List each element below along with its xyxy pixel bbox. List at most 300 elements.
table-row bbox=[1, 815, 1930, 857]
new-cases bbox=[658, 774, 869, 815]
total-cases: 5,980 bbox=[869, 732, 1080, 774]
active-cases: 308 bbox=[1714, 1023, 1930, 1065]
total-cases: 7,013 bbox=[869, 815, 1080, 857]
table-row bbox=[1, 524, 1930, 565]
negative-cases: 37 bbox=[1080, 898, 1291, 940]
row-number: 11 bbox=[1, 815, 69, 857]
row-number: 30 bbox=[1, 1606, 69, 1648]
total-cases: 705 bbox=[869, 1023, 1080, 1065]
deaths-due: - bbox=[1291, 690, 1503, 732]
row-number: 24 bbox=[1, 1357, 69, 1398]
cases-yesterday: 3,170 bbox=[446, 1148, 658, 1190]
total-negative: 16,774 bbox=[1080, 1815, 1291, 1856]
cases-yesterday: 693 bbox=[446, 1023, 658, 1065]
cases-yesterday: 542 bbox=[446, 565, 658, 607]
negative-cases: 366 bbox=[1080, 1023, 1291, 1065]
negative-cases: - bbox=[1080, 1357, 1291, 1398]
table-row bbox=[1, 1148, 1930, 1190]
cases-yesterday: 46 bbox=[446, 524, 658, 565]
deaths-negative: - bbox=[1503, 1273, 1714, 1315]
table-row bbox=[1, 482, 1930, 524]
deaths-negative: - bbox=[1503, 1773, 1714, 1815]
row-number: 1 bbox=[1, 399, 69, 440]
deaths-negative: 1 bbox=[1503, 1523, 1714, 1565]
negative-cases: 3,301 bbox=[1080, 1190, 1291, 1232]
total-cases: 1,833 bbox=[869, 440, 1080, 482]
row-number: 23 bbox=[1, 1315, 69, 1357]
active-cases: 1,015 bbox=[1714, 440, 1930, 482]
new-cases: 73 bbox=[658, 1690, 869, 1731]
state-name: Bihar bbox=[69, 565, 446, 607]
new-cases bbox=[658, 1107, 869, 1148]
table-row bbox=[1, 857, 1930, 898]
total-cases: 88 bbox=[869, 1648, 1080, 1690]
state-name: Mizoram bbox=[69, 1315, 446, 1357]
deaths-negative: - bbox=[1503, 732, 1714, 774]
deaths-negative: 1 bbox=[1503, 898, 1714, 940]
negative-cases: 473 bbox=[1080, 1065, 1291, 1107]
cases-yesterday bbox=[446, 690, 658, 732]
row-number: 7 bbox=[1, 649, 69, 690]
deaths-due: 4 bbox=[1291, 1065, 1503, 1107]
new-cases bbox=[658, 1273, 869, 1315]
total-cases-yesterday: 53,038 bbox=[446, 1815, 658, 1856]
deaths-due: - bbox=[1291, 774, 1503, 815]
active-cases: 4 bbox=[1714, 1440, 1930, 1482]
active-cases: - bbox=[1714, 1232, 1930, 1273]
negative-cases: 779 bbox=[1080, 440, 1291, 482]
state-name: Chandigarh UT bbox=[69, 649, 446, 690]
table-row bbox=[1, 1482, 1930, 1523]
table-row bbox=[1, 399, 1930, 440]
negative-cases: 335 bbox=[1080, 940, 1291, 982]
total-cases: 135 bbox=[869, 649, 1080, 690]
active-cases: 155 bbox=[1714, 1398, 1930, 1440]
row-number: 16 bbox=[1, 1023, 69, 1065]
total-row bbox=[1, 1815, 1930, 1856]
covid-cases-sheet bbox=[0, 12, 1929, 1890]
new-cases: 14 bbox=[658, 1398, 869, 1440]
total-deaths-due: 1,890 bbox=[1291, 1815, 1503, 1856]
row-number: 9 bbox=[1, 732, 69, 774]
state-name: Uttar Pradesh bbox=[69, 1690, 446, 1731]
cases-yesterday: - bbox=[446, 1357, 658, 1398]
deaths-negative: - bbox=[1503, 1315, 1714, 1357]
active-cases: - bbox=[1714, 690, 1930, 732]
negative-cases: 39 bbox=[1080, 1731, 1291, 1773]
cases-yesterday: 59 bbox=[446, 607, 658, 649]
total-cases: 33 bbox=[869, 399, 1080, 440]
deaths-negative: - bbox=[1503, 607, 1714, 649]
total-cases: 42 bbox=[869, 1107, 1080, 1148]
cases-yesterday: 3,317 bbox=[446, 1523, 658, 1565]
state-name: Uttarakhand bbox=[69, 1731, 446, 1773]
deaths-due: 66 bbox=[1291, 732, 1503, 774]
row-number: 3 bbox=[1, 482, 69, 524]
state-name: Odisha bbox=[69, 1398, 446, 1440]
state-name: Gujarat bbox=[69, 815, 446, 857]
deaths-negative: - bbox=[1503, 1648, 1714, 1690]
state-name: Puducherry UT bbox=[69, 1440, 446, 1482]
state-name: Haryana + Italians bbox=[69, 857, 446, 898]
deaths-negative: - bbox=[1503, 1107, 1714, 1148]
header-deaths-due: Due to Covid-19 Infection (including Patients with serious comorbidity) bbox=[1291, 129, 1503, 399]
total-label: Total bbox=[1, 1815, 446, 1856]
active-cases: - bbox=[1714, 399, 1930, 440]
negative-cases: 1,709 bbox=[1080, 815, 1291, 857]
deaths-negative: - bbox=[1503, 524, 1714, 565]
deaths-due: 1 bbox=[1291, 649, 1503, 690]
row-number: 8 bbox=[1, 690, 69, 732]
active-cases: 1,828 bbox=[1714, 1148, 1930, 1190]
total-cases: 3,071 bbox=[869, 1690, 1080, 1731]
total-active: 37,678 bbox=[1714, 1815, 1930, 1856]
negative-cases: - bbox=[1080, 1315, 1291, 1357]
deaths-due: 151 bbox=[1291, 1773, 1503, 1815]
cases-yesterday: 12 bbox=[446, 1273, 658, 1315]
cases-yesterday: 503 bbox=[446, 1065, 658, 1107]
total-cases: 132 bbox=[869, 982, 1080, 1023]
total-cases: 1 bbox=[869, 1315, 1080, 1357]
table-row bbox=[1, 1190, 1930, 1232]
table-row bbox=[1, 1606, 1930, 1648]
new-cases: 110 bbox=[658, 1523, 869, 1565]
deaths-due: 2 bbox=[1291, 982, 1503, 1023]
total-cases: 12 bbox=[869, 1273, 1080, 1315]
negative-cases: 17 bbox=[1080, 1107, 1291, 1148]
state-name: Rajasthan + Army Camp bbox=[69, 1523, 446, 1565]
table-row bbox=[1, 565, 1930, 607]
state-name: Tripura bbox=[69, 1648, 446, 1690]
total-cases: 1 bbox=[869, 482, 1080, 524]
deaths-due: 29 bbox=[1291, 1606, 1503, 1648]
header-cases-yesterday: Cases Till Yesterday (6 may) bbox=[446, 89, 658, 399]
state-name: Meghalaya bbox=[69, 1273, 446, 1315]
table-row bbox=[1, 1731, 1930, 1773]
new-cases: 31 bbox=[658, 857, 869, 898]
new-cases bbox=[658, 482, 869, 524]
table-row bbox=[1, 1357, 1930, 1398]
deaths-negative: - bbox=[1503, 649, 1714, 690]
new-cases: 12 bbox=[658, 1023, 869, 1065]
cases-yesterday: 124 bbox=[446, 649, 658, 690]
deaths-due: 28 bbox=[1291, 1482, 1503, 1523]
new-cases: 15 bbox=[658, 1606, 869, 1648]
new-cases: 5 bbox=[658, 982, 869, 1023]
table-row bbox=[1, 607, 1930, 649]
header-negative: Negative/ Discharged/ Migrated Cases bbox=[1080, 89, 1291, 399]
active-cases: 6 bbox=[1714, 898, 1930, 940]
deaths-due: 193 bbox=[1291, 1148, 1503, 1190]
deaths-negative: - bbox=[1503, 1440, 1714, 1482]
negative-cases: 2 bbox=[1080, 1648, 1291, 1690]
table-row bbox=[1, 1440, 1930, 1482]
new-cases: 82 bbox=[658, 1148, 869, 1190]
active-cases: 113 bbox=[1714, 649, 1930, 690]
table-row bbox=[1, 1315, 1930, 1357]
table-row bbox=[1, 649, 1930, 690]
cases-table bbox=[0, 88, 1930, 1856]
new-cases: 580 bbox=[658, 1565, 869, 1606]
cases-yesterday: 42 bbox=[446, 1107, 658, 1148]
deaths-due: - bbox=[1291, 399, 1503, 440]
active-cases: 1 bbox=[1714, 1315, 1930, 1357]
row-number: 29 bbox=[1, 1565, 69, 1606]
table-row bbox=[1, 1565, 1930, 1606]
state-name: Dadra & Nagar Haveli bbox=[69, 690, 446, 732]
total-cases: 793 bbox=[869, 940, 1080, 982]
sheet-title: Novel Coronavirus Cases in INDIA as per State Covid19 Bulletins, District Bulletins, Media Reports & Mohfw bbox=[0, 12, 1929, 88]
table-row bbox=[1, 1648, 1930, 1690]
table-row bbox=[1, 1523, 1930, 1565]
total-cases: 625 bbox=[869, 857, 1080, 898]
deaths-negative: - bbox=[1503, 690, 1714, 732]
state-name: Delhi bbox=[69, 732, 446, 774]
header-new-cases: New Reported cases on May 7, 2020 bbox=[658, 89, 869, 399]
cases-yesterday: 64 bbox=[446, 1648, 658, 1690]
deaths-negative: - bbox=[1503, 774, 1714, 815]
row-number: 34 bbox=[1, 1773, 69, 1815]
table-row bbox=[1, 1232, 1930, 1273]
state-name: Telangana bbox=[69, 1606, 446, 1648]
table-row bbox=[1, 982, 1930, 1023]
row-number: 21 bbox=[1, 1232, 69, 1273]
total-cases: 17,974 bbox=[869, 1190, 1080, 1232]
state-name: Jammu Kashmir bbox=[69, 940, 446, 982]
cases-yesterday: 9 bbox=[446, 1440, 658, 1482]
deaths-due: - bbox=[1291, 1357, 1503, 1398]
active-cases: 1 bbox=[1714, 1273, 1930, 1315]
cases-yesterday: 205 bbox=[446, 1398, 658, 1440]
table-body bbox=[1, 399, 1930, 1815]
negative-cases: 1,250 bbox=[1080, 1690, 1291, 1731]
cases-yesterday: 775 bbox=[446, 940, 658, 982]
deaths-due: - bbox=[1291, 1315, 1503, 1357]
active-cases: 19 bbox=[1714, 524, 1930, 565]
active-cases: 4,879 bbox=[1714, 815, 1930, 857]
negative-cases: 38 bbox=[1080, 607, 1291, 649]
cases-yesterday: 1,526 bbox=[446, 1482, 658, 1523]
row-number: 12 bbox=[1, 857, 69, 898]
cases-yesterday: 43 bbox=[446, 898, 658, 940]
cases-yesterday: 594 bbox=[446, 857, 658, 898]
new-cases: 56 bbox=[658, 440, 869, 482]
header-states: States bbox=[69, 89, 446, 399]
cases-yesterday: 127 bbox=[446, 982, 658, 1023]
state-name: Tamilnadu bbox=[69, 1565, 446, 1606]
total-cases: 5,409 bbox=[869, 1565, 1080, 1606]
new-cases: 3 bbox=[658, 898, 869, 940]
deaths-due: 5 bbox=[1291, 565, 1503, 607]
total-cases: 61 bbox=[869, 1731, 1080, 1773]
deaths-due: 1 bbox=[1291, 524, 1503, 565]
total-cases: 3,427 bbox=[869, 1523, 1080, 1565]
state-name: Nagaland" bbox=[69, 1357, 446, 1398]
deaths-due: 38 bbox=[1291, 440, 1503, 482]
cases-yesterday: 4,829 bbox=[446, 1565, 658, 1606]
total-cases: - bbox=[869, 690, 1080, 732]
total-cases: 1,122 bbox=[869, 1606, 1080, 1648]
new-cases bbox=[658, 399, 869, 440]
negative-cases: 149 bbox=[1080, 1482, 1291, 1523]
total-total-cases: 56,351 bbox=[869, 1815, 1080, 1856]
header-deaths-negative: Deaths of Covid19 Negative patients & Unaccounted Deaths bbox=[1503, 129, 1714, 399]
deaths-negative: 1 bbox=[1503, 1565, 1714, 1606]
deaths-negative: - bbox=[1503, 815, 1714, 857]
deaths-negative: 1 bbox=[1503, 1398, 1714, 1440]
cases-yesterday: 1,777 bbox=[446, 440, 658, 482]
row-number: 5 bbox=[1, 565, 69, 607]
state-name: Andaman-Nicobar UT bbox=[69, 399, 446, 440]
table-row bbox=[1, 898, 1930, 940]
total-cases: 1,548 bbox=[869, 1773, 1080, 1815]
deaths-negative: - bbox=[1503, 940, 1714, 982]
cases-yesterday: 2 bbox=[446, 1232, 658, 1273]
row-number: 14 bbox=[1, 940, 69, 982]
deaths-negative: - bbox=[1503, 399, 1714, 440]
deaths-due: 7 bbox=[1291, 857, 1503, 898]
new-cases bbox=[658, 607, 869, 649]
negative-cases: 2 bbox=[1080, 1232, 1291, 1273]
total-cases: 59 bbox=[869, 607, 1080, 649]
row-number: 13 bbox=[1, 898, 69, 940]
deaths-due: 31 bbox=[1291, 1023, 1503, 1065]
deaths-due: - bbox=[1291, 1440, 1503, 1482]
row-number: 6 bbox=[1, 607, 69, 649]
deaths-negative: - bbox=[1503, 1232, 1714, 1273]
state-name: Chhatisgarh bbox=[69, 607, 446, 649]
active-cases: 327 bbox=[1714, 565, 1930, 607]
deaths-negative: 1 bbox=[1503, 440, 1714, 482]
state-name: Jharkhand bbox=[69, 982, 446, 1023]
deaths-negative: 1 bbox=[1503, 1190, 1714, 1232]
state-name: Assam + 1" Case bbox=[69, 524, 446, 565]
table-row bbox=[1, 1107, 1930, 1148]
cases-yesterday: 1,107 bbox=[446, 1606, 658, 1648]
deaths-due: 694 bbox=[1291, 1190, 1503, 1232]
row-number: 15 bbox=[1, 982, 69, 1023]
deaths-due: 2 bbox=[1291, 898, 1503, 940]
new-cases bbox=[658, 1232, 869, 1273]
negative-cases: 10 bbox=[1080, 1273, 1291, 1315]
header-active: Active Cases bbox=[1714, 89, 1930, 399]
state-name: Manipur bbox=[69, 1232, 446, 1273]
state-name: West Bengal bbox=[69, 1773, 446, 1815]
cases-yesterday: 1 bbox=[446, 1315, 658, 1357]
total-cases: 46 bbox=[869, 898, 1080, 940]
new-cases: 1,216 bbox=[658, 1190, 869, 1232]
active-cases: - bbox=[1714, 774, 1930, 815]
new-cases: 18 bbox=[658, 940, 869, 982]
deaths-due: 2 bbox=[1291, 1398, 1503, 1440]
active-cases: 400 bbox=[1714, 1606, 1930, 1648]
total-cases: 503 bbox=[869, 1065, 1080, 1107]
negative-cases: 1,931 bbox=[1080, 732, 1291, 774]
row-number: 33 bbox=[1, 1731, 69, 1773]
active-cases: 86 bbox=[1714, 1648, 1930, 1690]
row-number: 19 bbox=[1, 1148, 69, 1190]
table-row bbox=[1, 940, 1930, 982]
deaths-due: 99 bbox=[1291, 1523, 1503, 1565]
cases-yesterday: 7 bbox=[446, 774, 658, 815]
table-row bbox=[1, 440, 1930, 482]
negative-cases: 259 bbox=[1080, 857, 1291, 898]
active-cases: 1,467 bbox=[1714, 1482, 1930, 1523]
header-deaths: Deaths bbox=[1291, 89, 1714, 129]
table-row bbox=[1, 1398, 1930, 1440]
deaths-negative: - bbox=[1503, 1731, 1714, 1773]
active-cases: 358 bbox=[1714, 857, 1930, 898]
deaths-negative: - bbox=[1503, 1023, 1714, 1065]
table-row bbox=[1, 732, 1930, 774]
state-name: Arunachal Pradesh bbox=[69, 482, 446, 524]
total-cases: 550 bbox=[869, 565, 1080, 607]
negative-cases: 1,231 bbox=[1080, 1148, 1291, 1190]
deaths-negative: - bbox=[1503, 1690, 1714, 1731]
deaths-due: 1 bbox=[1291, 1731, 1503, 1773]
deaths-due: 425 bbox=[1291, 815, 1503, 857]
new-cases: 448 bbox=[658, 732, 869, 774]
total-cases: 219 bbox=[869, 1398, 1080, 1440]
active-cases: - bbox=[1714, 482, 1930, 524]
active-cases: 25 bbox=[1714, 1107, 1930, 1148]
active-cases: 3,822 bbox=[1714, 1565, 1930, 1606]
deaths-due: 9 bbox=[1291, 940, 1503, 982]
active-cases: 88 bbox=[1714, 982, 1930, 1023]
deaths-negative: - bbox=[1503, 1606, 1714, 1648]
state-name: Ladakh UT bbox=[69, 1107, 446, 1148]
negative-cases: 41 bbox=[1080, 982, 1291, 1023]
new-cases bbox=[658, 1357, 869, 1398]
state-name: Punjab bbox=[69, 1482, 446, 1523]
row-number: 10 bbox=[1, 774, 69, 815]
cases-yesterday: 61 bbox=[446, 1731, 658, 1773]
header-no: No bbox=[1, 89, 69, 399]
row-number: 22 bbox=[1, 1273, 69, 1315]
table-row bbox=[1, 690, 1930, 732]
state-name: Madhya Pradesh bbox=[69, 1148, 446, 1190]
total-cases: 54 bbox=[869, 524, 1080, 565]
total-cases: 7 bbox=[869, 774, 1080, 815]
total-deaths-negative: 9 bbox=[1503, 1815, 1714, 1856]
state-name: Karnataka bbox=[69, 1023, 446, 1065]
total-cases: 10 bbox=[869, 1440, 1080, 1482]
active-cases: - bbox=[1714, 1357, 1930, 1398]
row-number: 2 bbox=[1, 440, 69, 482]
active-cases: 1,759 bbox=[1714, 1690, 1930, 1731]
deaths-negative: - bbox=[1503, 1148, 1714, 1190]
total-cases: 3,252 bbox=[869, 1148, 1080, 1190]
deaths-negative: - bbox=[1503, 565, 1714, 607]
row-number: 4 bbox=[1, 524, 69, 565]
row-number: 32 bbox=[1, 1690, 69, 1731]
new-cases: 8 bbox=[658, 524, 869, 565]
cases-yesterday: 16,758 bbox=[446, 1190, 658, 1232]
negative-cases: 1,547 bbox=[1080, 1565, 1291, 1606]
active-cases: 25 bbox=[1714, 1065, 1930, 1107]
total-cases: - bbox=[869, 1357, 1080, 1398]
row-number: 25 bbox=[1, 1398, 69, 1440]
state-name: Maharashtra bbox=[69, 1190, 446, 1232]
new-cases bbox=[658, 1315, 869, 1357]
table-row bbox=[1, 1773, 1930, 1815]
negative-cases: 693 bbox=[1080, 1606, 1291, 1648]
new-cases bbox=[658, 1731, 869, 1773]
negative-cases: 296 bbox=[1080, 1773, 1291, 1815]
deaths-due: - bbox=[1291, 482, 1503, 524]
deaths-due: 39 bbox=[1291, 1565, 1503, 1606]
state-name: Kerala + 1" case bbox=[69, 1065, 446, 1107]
#####
- _PROBLEM_: Copy all lines in the listing above where the string "Pradesh" appears.

- _OUTPUT_:
state-name: Uttar Pradesh bbox=[69, 1690, 446, 1731]
state-name: Arunachal Pradesh bbox=[69, 482, 446, 524]
state-name: Madhya Pradesh bbox=[69, 1148, 446, 1190]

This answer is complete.